#### THE EXERCISE
Collect every line in the records below that contains the word "count".

#### MATERIAL TO PROCESS
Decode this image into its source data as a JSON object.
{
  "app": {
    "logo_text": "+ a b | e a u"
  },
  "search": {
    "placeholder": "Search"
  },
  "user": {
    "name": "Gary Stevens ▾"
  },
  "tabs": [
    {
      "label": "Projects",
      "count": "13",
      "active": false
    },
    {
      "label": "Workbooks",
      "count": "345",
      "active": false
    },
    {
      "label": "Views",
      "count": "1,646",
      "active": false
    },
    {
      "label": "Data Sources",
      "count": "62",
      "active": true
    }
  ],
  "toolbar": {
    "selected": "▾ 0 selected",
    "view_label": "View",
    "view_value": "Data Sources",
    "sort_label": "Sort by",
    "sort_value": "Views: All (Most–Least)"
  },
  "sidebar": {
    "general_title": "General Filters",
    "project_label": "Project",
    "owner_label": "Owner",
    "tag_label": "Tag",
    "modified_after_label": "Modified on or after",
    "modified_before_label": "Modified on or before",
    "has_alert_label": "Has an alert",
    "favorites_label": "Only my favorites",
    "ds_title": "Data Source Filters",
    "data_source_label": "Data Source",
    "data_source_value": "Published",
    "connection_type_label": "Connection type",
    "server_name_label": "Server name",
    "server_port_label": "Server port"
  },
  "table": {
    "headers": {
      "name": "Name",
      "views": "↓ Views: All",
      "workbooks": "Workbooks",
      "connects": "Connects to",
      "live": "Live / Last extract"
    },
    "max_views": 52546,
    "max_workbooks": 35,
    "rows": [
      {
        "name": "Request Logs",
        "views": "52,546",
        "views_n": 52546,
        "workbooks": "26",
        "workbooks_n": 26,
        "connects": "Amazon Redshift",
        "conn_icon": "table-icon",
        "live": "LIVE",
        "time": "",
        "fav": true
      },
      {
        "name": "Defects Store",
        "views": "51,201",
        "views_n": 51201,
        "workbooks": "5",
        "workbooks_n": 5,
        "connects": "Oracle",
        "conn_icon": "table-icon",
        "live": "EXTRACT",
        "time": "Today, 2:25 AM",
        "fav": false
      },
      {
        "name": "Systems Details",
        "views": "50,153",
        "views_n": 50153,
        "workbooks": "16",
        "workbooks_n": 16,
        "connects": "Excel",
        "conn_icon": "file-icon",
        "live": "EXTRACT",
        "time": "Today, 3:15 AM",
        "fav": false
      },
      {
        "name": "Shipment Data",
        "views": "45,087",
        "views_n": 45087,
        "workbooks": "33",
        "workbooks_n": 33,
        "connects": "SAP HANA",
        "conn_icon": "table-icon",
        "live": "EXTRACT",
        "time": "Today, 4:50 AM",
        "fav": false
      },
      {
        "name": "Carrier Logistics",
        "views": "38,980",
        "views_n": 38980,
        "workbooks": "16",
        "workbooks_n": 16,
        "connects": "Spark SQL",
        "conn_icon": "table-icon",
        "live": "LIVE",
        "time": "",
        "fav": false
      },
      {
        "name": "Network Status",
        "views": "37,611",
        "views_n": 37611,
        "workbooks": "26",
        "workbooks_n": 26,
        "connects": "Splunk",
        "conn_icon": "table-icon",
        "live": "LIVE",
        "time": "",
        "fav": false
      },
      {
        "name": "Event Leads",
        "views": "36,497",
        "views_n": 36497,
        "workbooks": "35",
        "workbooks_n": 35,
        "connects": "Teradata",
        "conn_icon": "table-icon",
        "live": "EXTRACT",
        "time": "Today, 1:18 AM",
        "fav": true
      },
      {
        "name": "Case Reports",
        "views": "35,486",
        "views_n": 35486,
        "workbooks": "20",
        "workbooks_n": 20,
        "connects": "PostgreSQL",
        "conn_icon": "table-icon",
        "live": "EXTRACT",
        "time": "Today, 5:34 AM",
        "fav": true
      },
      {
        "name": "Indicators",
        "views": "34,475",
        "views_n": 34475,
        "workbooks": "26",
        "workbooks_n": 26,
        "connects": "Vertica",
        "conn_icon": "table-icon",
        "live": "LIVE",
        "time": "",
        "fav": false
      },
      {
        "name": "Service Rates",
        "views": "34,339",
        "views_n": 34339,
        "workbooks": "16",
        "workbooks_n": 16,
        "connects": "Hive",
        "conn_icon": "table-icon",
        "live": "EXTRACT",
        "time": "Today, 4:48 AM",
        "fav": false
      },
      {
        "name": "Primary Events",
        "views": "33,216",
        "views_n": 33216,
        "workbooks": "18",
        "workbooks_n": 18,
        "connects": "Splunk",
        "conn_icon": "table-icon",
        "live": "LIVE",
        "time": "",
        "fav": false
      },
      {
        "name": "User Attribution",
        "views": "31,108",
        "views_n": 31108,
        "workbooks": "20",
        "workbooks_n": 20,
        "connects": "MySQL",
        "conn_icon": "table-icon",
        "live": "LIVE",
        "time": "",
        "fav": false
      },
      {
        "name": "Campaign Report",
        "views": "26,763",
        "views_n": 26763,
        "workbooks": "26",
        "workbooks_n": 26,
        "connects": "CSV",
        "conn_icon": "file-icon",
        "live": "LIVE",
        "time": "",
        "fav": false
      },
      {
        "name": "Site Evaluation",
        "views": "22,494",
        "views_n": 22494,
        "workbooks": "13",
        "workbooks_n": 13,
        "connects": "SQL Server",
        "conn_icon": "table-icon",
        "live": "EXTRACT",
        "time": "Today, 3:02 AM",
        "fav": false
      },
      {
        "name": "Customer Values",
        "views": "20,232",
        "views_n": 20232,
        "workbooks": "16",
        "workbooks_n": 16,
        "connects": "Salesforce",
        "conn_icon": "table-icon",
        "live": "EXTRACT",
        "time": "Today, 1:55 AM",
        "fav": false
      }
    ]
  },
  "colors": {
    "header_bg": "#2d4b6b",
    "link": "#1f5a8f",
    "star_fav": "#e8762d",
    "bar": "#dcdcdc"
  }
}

#### SOLVED PROBLEM
      "count": "13",
      "count": "345",
      "count": "1,646",
      "count": "62",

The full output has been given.